> **DIRECTIONS**
From the listing below, pull out every line where the string "Bloomberg" appears.

━━ TASK DATA ━━

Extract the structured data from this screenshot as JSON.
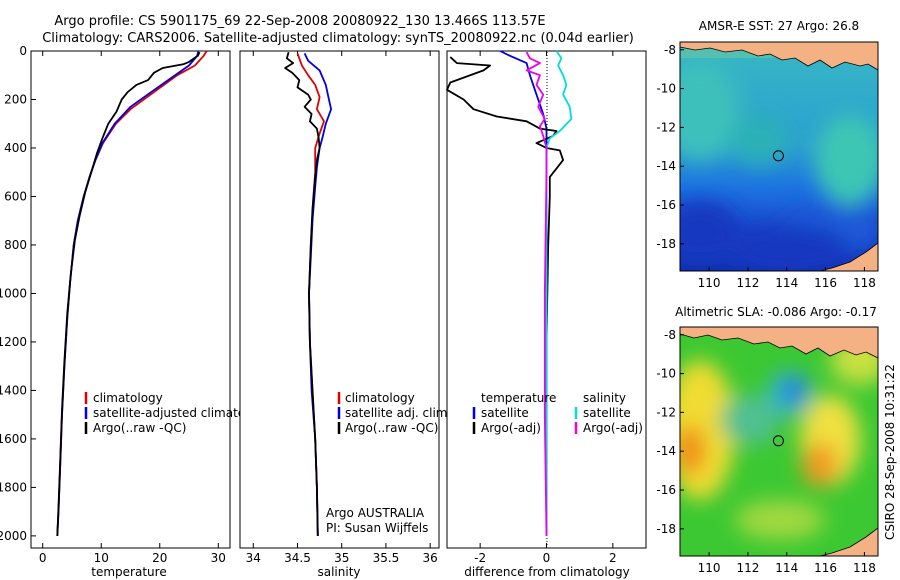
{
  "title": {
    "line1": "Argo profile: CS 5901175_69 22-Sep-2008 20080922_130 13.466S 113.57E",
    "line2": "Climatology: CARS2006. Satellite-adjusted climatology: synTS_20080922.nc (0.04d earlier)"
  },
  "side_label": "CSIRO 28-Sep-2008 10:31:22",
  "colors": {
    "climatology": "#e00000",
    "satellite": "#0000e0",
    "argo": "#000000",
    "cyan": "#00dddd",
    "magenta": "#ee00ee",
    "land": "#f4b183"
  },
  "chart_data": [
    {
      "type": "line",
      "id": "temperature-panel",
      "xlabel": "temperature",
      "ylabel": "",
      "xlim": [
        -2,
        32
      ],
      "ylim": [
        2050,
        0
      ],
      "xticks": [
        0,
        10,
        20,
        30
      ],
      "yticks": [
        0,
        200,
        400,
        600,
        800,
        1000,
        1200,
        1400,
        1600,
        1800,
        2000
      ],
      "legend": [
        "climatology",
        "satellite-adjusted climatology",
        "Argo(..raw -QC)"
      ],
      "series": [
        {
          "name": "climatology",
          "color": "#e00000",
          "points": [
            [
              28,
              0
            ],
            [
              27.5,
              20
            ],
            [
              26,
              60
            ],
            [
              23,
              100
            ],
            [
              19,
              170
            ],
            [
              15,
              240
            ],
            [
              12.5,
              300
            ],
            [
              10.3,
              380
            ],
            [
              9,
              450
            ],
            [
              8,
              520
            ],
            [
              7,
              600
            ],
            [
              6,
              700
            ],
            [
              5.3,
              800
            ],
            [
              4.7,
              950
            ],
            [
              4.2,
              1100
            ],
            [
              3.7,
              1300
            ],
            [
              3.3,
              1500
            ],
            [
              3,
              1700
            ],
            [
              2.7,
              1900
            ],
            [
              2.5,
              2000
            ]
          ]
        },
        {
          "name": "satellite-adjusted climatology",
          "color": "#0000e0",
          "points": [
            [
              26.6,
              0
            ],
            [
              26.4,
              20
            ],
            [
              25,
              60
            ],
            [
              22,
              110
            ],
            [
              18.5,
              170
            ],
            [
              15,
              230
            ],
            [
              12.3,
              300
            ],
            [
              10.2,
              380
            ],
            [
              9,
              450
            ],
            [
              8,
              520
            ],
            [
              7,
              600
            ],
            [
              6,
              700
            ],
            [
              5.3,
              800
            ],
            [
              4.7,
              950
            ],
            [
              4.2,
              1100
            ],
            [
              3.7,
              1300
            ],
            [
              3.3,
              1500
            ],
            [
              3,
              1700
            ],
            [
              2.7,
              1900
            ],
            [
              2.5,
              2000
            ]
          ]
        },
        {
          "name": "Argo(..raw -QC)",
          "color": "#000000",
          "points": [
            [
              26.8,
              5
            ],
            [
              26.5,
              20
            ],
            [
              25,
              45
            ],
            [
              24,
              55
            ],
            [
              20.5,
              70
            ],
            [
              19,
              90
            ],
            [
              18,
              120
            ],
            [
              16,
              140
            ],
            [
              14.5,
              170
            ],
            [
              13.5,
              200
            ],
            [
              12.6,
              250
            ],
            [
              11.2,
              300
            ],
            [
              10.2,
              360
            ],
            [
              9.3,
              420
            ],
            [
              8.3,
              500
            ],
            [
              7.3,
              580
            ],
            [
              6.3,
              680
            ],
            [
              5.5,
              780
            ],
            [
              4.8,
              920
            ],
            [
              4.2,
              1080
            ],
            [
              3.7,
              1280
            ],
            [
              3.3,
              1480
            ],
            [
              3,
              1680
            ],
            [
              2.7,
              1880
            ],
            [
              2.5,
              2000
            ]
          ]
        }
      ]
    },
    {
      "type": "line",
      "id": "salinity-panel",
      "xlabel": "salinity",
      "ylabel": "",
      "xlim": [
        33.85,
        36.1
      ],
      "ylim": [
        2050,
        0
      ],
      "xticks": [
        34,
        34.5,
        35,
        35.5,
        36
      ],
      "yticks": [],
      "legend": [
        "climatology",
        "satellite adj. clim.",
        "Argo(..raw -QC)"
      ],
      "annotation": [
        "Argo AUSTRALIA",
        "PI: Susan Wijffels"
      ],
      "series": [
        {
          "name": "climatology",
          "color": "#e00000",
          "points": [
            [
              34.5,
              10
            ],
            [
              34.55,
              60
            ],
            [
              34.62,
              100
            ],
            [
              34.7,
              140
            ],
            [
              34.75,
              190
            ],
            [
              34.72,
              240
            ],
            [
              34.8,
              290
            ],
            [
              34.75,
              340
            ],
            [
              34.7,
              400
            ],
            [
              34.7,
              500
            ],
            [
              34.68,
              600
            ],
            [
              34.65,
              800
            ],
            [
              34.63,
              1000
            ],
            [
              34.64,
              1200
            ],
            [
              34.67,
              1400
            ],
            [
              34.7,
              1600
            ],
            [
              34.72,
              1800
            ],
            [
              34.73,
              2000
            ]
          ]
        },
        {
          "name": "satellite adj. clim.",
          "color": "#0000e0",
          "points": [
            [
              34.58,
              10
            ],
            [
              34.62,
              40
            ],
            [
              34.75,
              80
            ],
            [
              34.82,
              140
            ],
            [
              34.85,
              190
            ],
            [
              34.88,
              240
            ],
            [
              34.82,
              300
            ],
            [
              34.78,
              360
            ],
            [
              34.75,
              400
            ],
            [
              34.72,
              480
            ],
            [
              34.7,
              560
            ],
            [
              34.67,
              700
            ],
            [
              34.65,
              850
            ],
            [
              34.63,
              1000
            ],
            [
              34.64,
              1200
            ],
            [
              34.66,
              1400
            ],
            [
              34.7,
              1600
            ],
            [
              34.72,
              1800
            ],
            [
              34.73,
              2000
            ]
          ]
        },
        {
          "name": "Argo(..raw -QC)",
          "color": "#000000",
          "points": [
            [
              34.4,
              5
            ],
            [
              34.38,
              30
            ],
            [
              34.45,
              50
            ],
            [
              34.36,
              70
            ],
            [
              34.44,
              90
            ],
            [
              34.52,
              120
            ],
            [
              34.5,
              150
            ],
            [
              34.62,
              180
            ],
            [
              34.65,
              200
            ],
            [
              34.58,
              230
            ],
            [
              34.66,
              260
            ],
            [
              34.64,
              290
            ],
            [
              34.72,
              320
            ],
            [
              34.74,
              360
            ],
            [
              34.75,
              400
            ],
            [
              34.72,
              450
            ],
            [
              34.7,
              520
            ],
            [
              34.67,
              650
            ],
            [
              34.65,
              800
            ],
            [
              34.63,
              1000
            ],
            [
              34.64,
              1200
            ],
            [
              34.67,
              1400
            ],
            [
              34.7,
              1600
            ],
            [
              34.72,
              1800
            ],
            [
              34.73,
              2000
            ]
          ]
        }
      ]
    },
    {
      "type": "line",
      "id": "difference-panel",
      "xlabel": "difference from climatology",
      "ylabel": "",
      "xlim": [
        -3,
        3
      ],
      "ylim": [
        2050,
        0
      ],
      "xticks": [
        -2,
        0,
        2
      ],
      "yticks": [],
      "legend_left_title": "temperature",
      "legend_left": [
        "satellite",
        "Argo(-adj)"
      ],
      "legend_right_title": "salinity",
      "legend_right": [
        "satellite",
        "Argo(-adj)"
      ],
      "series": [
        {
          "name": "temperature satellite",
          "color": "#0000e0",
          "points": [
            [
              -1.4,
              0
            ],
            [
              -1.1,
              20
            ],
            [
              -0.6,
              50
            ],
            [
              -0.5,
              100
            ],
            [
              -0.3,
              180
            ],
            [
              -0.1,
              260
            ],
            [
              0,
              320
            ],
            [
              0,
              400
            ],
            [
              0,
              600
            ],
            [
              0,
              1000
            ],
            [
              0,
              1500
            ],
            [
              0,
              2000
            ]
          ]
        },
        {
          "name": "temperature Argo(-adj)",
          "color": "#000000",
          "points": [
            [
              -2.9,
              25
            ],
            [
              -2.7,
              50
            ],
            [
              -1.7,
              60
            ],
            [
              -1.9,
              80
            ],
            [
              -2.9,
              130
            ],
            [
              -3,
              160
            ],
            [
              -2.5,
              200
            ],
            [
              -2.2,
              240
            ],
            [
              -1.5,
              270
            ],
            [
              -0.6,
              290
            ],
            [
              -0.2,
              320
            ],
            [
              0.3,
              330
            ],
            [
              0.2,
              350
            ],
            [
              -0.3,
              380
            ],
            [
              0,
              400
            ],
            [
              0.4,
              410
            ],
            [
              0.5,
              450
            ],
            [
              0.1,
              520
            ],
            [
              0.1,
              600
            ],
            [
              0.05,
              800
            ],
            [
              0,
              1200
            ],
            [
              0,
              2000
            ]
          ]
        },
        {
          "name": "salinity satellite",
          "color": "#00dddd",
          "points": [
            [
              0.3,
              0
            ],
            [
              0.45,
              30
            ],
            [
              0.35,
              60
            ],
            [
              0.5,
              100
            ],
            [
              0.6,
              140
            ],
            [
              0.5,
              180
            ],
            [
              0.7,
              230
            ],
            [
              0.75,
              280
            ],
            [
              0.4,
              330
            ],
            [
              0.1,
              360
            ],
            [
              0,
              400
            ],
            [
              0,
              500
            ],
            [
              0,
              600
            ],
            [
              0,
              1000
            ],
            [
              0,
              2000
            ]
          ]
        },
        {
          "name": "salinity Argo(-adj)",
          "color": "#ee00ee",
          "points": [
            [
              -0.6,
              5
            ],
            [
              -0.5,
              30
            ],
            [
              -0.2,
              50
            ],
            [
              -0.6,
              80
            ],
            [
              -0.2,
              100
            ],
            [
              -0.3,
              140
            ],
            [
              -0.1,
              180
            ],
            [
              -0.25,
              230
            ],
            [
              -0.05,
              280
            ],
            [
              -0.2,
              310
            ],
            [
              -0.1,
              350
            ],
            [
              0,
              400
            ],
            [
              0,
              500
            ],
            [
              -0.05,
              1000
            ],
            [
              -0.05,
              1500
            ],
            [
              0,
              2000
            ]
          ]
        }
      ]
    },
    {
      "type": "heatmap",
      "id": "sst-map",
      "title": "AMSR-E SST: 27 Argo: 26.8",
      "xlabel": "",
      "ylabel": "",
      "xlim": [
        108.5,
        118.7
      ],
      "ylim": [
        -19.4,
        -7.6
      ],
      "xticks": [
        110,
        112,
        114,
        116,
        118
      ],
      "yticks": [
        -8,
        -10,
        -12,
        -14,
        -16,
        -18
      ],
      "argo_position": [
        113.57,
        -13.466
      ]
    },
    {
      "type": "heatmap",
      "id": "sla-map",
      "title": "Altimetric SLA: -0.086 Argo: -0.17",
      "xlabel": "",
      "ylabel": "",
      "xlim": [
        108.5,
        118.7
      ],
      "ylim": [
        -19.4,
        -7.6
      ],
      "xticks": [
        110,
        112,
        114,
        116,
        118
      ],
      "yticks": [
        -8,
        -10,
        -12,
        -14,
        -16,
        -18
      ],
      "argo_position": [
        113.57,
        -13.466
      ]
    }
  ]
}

━━━
━━ TASK DATA ━━

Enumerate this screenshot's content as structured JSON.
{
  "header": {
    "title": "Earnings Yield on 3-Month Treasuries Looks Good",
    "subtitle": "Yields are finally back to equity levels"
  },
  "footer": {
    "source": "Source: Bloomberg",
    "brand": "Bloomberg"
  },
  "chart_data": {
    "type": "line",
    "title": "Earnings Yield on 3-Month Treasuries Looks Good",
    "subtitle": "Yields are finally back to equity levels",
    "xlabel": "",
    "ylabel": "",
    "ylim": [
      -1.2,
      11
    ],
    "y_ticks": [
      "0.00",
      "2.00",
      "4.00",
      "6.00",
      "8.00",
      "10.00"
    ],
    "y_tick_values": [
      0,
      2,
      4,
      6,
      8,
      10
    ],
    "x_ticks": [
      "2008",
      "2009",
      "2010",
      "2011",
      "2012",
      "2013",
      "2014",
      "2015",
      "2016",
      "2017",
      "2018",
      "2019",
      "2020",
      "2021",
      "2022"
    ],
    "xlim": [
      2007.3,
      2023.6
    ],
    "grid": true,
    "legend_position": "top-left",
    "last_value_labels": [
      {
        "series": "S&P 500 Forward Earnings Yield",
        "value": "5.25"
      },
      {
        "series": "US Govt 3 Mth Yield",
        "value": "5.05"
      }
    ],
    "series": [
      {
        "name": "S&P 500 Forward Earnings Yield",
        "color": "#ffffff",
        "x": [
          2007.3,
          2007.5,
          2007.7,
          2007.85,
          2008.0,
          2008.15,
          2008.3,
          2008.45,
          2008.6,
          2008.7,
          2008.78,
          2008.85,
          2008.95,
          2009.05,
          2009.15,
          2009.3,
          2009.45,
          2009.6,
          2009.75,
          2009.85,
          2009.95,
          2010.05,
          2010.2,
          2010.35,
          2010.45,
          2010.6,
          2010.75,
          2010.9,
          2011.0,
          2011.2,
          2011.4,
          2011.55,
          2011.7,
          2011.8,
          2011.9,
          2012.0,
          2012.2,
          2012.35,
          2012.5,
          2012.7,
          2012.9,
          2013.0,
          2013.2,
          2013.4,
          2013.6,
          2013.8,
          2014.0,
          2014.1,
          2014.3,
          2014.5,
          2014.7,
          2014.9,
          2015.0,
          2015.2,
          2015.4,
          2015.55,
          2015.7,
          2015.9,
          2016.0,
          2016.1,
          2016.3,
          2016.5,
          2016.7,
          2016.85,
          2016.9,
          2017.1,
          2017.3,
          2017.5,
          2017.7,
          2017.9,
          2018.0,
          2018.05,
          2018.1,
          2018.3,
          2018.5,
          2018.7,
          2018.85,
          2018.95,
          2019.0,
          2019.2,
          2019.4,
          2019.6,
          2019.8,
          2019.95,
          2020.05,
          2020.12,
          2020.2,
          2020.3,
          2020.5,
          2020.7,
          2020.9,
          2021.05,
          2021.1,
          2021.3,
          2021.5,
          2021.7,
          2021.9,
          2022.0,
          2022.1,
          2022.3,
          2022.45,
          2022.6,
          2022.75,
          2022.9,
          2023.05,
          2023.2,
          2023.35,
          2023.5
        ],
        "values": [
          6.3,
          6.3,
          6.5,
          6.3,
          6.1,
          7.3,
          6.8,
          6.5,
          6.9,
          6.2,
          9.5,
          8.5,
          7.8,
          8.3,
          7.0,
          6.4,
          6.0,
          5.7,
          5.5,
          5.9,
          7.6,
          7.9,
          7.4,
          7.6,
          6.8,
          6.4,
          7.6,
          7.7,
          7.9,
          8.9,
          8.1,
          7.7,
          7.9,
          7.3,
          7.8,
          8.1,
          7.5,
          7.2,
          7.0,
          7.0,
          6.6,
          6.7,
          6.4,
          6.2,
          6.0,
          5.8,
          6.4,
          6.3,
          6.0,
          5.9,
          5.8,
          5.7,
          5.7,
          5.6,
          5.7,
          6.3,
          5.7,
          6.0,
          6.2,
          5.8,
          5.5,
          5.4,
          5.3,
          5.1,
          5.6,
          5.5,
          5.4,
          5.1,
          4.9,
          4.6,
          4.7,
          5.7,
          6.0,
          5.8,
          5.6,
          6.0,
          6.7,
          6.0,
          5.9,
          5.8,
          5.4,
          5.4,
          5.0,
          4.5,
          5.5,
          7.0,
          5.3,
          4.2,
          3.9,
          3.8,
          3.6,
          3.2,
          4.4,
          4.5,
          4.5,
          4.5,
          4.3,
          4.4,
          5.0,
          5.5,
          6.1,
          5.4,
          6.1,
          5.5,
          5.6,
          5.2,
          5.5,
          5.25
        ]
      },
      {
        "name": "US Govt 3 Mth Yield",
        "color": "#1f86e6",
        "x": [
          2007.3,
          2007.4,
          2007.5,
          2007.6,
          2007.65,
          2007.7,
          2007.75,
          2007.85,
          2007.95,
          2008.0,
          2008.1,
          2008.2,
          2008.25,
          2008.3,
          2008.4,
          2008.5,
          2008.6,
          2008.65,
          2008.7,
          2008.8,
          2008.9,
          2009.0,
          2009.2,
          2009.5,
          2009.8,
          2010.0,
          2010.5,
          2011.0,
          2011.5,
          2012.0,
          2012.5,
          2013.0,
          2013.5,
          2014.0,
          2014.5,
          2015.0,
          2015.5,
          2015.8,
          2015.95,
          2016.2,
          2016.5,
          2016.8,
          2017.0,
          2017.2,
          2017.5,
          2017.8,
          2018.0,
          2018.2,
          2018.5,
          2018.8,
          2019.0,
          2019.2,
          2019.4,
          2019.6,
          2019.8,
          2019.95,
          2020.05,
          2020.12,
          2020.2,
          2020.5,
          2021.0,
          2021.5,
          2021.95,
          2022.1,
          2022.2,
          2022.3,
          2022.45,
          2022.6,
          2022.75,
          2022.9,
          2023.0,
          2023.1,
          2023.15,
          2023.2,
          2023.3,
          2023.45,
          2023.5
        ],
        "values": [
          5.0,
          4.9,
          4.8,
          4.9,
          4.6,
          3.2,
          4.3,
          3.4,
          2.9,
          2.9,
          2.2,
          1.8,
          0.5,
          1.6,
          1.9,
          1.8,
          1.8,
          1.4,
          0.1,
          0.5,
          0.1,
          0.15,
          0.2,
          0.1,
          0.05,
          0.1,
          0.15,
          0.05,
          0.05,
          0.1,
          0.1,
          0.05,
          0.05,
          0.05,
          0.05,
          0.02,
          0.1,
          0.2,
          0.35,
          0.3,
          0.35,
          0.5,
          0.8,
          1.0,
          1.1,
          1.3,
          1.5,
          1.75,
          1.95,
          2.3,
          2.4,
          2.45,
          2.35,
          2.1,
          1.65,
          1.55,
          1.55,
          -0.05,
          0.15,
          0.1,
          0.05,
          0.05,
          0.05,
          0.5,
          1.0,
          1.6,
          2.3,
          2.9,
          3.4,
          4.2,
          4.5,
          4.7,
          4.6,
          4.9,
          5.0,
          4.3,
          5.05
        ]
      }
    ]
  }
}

━━━

> **ANSWER TO THE EXERCISE**
    "source": "Source: Bloomberg",
    "brand": "Bloomberg"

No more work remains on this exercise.